Each line containing the word "median" needs to be copied.
═══ DATA ENTRIES
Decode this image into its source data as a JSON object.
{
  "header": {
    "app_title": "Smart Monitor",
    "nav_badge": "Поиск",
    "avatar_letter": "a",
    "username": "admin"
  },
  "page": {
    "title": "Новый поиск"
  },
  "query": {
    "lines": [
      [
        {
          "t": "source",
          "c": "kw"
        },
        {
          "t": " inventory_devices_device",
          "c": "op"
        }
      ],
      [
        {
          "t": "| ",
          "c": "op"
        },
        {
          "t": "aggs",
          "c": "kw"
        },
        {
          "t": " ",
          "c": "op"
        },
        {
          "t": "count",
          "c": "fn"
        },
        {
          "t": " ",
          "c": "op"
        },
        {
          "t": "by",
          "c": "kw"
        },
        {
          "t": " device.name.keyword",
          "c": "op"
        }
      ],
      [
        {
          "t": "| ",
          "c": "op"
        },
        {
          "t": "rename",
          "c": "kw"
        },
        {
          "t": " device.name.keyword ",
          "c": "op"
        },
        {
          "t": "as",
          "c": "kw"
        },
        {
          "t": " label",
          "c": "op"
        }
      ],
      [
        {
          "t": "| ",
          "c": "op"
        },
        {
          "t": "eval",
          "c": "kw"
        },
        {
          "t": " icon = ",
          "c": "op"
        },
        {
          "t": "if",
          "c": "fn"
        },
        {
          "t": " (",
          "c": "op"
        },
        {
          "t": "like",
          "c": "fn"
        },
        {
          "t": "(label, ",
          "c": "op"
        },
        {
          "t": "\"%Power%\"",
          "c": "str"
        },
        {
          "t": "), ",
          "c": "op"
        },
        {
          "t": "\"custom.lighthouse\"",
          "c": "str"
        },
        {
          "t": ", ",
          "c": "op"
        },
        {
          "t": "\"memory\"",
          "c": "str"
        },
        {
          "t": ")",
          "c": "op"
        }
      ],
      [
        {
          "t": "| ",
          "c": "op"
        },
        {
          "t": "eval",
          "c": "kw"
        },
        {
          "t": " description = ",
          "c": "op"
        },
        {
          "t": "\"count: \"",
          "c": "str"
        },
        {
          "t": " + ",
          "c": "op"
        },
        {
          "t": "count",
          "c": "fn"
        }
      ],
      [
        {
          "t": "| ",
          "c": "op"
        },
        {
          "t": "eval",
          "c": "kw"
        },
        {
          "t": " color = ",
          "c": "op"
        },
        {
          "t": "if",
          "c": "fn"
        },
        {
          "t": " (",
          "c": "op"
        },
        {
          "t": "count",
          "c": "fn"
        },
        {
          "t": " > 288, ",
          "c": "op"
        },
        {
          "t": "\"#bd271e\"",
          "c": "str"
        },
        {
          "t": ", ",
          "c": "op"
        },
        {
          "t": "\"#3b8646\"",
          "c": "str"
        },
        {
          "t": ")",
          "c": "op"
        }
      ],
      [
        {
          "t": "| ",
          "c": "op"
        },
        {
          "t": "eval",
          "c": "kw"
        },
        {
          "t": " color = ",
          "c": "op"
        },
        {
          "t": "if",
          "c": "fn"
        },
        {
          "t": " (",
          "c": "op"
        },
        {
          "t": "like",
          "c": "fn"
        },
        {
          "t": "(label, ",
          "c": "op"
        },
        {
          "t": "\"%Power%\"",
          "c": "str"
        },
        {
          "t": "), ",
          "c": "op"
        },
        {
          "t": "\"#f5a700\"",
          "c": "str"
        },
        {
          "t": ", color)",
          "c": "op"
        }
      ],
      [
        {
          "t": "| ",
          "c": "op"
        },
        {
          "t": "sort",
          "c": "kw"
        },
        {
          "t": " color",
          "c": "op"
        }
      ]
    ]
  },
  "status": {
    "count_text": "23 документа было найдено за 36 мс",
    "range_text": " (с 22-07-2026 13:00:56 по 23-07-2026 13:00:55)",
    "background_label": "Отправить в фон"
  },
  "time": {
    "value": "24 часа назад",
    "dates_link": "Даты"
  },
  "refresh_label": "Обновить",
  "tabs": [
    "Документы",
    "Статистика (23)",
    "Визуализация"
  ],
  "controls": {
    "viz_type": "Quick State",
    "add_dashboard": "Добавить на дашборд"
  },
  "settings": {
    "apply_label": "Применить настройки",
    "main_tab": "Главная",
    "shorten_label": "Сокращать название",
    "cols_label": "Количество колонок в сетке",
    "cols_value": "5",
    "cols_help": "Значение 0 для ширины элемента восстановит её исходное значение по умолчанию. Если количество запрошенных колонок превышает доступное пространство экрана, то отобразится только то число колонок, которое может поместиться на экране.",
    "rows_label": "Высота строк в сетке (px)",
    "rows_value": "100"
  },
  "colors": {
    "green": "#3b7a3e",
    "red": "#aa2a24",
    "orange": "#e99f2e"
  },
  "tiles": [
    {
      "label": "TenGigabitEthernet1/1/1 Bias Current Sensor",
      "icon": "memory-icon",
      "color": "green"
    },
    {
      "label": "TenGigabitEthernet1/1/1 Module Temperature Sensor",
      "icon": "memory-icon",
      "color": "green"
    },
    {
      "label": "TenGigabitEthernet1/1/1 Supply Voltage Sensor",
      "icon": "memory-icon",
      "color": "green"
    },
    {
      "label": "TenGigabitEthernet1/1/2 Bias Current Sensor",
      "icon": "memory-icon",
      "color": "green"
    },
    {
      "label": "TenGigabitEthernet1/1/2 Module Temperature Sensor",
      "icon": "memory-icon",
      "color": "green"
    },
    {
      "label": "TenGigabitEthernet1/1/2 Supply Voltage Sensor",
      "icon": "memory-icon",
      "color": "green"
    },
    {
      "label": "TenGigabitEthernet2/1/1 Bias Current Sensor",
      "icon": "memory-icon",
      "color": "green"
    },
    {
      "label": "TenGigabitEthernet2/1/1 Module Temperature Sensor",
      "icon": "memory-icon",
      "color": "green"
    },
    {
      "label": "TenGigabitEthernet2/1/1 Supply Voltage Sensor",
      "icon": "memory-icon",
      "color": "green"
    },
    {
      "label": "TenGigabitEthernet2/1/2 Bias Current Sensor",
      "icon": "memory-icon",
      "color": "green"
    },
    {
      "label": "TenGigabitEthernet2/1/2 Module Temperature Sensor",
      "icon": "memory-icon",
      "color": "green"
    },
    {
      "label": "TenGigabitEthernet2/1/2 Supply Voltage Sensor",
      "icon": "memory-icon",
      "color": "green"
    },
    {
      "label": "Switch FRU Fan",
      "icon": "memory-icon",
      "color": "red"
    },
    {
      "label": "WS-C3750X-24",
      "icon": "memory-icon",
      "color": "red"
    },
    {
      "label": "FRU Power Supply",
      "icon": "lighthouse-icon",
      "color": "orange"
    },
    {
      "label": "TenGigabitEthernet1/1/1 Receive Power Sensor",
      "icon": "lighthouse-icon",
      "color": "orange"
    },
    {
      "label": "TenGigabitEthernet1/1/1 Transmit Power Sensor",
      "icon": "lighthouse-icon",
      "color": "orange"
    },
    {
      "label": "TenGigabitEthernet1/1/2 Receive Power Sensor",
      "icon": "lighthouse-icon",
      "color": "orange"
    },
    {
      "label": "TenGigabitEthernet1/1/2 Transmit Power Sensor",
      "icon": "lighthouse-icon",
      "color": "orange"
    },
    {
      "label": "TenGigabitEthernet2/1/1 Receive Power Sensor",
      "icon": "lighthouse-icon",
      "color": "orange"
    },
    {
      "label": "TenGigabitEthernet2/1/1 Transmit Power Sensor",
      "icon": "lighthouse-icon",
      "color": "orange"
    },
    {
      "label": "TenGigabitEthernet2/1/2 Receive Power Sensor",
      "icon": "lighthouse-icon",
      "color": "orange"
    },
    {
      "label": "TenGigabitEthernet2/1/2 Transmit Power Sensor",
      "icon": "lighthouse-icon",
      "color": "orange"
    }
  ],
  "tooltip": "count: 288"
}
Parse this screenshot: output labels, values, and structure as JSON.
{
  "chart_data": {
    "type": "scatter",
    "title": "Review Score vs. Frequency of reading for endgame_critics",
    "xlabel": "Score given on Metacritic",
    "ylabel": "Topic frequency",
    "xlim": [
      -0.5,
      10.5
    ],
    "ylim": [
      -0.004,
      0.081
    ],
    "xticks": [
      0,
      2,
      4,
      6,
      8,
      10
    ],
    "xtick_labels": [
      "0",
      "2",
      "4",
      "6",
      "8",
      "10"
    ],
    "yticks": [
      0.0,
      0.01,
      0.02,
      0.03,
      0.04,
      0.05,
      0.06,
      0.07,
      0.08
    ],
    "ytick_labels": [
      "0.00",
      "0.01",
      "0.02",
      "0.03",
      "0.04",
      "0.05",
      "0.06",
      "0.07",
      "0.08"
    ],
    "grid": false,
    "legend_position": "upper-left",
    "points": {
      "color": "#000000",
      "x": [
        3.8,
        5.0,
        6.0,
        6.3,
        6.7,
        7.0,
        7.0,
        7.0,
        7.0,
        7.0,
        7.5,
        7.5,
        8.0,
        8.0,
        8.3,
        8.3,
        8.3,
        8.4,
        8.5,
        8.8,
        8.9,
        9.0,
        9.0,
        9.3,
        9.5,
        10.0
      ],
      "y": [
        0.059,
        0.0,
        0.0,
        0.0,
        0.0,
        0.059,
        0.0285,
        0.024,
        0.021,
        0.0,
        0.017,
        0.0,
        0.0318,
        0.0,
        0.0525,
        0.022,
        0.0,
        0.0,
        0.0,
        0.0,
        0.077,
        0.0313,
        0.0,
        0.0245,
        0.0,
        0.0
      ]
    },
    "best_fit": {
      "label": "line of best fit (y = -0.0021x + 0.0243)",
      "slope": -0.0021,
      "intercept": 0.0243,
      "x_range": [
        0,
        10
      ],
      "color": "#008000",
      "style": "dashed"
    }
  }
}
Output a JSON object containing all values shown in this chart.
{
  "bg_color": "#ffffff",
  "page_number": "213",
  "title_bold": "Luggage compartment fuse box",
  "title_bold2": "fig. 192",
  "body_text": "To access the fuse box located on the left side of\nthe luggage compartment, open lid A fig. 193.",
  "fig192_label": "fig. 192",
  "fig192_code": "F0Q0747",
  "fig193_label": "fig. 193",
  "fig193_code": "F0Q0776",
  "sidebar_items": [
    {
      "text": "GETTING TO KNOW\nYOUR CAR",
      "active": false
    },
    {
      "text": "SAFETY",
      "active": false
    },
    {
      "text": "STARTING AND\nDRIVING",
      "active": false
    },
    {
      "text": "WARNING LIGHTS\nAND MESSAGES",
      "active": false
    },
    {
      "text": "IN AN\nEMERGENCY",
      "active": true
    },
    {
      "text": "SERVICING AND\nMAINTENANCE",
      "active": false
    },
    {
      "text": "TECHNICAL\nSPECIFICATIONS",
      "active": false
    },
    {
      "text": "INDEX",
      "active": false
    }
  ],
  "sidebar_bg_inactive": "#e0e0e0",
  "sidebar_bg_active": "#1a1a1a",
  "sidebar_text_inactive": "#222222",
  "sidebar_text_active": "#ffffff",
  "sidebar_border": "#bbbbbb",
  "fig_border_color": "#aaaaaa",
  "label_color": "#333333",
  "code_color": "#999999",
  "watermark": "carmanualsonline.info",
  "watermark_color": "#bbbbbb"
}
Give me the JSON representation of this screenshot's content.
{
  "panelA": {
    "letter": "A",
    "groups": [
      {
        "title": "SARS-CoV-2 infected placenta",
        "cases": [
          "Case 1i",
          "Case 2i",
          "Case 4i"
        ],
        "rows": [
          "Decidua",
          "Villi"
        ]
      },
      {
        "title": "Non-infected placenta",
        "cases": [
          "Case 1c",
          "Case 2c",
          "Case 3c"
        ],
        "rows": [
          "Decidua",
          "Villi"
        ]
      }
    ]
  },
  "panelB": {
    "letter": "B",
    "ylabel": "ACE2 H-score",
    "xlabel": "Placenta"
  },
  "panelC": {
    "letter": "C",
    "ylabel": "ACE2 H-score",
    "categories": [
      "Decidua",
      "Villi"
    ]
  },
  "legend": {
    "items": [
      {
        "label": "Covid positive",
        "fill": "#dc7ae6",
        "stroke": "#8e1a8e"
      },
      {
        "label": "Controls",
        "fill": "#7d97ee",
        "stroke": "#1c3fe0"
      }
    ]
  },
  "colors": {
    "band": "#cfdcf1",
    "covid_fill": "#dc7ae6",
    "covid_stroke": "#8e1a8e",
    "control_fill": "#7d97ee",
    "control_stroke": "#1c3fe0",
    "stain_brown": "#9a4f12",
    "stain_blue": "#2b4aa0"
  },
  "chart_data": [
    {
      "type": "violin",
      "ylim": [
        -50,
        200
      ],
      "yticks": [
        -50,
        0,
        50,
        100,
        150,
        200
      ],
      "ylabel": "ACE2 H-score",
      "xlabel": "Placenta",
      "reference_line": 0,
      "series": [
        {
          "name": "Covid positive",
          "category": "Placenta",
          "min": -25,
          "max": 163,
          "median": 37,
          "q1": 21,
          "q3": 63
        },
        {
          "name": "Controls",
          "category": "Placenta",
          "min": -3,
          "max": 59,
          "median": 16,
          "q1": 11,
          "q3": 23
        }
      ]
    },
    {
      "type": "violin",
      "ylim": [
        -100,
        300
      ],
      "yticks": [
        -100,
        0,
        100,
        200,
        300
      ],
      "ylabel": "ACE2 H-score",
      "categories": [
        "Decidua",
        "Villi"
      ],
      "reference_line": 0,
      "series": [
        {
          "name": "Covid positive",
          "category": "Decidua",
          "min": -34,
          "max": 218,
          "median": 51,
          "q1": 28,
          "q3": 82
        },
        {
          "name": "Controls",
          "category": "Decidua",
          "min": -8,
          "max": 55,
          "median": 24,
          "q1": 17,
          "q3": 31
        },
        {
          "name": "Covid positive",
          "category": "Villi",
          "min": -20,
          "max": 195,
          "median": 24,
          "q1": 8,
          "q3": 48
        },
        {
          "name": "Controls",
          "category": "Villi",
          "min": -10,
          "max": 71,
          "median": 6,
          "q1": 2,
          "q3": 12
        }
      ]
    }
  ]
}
══════
● **ANSWER TO THE EXERCISE**
          "median": 37,
          "median": 16,
          "median": 51,
          "median": 24,
          "median": 24,
          "median": 6,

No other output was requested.